*Stored records*:
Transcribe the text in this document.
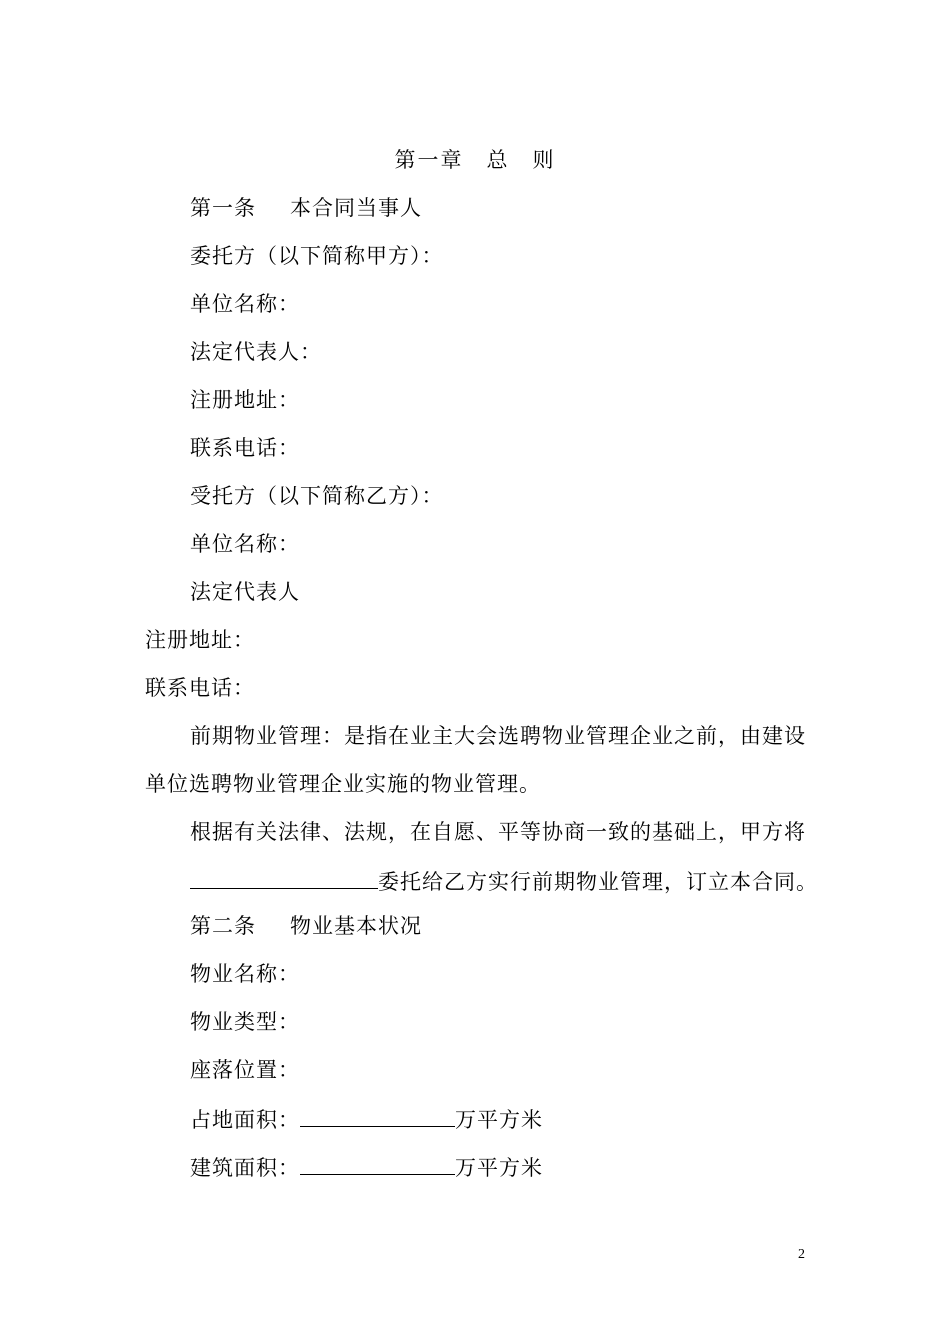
第一章　 总　则
第一条 本合同当事人
委托方（以下简称甲方）：
单位名称：
法定代表人：
注册地址：
联系电话：
受托方（以下简称乙方）：
单位名称：
法定代表人
注册地址：
联系电话：
前期物业管理：是指在业主大会选聘物业管理企业之前，由建设
单位选聘物业管理企业实施的物业管理。
根据有关法律、法规，在自愿、平等协商一致的基础上，甲方将
委托给乙方实行前期物业管理，订立本合同。
第二条 物业基本状况
物业名称：
物业类型：
座落位置：
占地面积：	万平方米
建筑面积：	万平方米
2
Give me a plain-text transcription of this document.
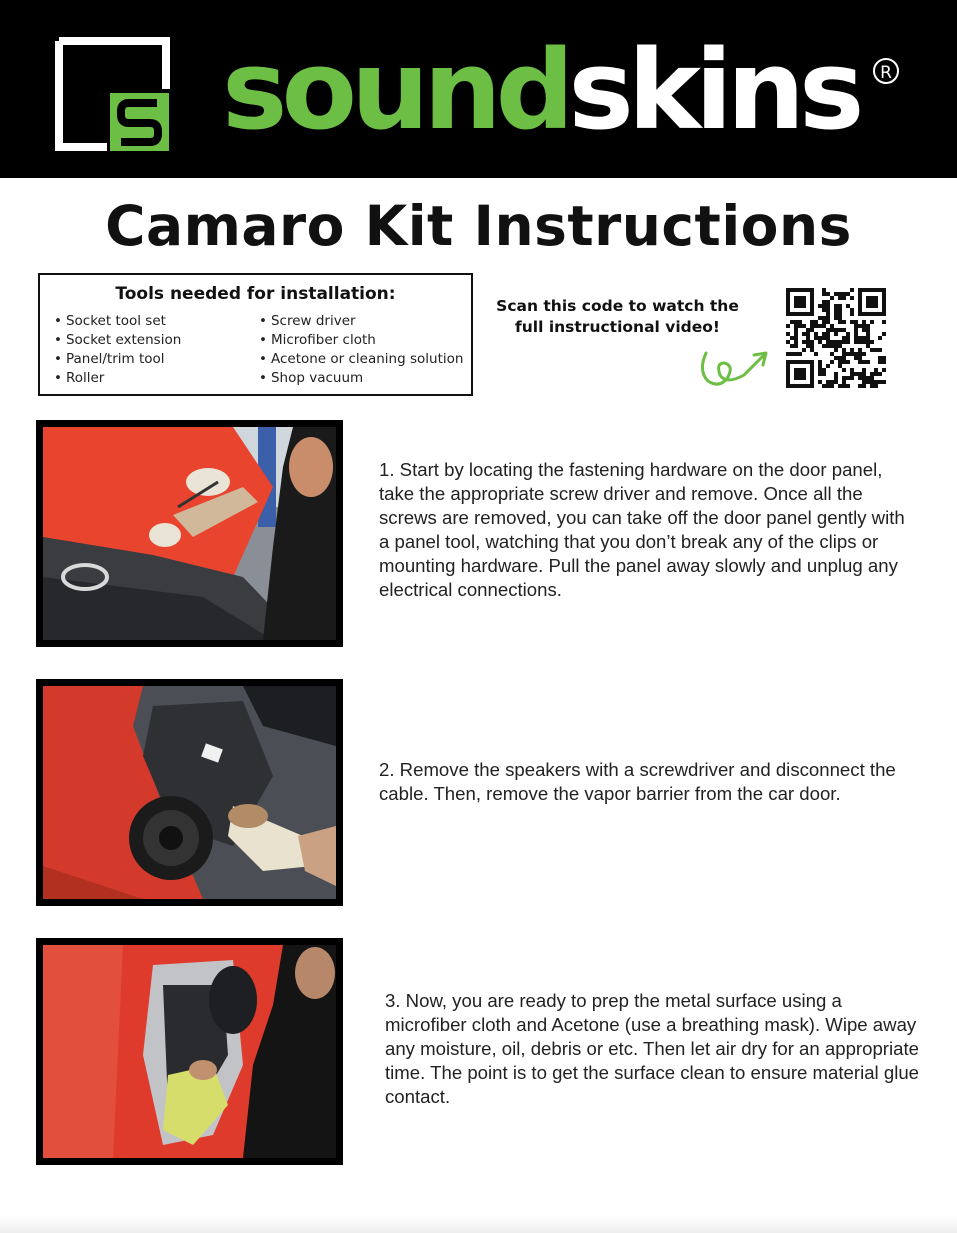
soundskins	R
Camaro Kit Instructions
Tools needed for installation:
• Socket tool set
• Socket extension
• Panel/trim tool
• Roller
• Screw driver
• Microfiber cloth
• Acetone or cleaning solution
• Shop vacuum
Scan this code to watch the
full instructional video!
1. Start by locating the fastening hardware on the door panel, take the appropriate screw driver and remove. Once all the screws are removed, you can take off the door panel gently with a panel tool, watching that you don’t break any of the clips or mounting hardware. Pull the panel away slowly and unplug any electrical connections.
2. Remove the speakers with a screwdriver and disconnect the cable. Then, remove the vapor barrier from the car door.
3. Now, you are ready to prep the metal surface using a microfiber cloth and Acetone (use a breathing mask). Wipe away any moisture, oil, debris or etc. Then let air dry for an appropriate time. The point is to get the surface clean to ensure material glue contact.
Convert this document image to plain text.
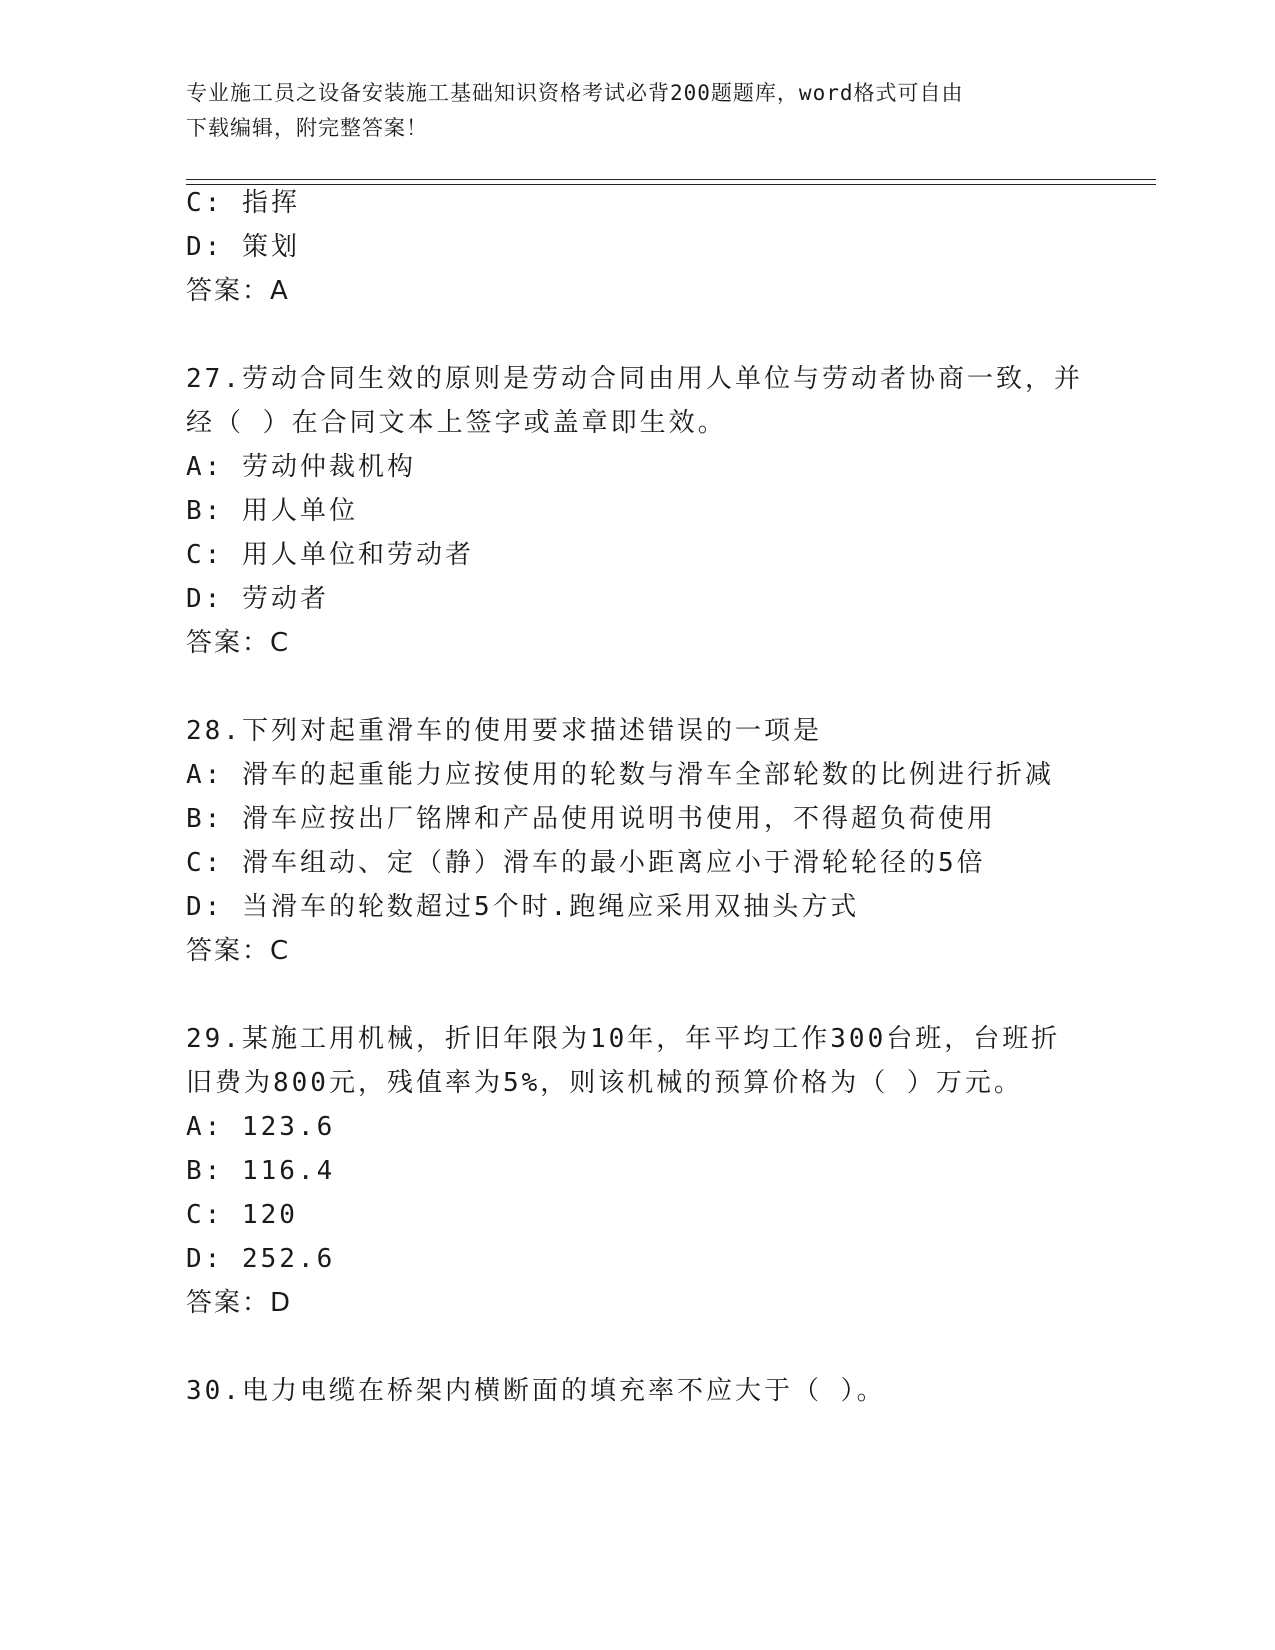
专业施工员之设备安装施工基础知识资格考试必背200题题库，word格式可自由
下载编辑，附完整答案！
C: 指挥
D: 策划
答案：A
27.劳动合同生效的原则是劳动合同由用人单位与劳动者协商一致，并
经（ ）在合同文本上签字或盖章即生效。
A: 劳动仲裁机构
B: 用人单位
C: 用人单位和劳动者
D: 劳动者
答案：C
28.下列对起重滑车的使用要求描述错误的一项是
A: 滑车的起重能力应按使用的轮数与滑车全部轮数的比例进行折减
B: 滑车应按出厂铭牌和产品使用说明书使用，不得超负荷使用
C: 滑车组动、定（静）滑车的最小距离应小于滑轮轮径的5倍
D: 当滑车的轮数超过5个时.跑绳应采用双抽头方式
答案：C
29.某施工用机械，折旧年限为10年，年平均工作300台班，台班折
旧费为800元，残值率为5%，则该机械的预算价格为（ ）万元。
A: 123.6
B: 116.4
C: 120
D: 252.6
答案：D
30.电力电缆在桥架内横断面的填充率不应大于（ ）。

*Your objective*: Omit every picture, and otherwise quote the entries exactly.

*Correct output*:
Transcribe the text in this document.
第一章　 总　则
第一条 本合同当事人
委托方（以下简称甲方）：
单位名称：
法定代表人：
注册地址：
联系电话：
受托方（以下简称乙方）：
单位名称：
法定代表人
注册地址：
联系电话：
前期物业管理：是指在业主大会选聘物业管理企业之前，由建设
单位选聘物业管理企业实施的物业管理。
根据有关法律、法规，在自愿、平等协商一致的基础上，甲方将
委托给乙方实行前期物业管理，订立本合同。
第二条 物业基本状况
物业名称：
物业类型：
座落位置：
占地面积：	万平方米
建筑面积：	万平方米
2
Give me a plain-text transcription of this document.
soundskins	R
Camaro Kit Instructions
Tools needed for installation:
• Socket tool set
• Socket extension
• Panel/trim tool
• Roller
• Screw driver
• Microfiber cloth
• Acetone or cleaning solution
• Shop vacuum
Scan this code to watch the
full instructional video!
1. Start by locating the fastening hardware on the door panel, take the appropriate screw driver and remove. Once all the screws are removed, you can take off the door panel gently with a panel tool, watching that you don’t break any of the clips or mounting hardware. Pull the panel away slowly and unplug any electrical connections.
2. Remove the speakers with a screwdriver and disconnect the cable. Then, remove the vapor barrier from the car door.
3. Now, you are ready to prep the metal surface using a microfiber cloth and Acetone (use a breathing mask). Wipe away any moisture, oil, debris or etc. Then let air dry for an appropriate time. The point is to get the surface clean to ensure material glue contact.
Convert this document image to plain text.
专业施工员之设备安装施工基础知识资格考试必背200题题库，word格式可自由
下载编辑，附完整答案！
C: 指挥
D: 策划
答案：A
27.劳动合同生效的原则是劳动合同由用人单位与劳动者协商一致，并
经（ ）在合同文本上签字或盖章即生效。
A: 劳动仲裁机构
B: 用人单位
C: 用人单位和劳动者
D: 劳动者
答案：C
28.下列对起重滑车的使用要求描述错误的一项是
A: 滑车的起重能力应按使用的轮数与滑车全部轮数的比例进行折减
B: 滑车应按出厂铭牌和产品使用说明书使用，不得超负荷使用
C: 滑车组动、定（静）滑车的最小距离应小于滑轮轮径的5倍
D: 当滑车的轮数超过5个时.跑绳应采用双抽头方式
答案：C
29.某施工用机械，折旧年限为10年，年平均工作300台班，台班折
旧费为800元，残值率为5%，则该机械的预算价格为（ ）万元。
A: 123.6
B: 116.4
C: 120
D: 252.6
答案：D
30.电力电缆在桥架内横断面的填充率不应大于（ ）。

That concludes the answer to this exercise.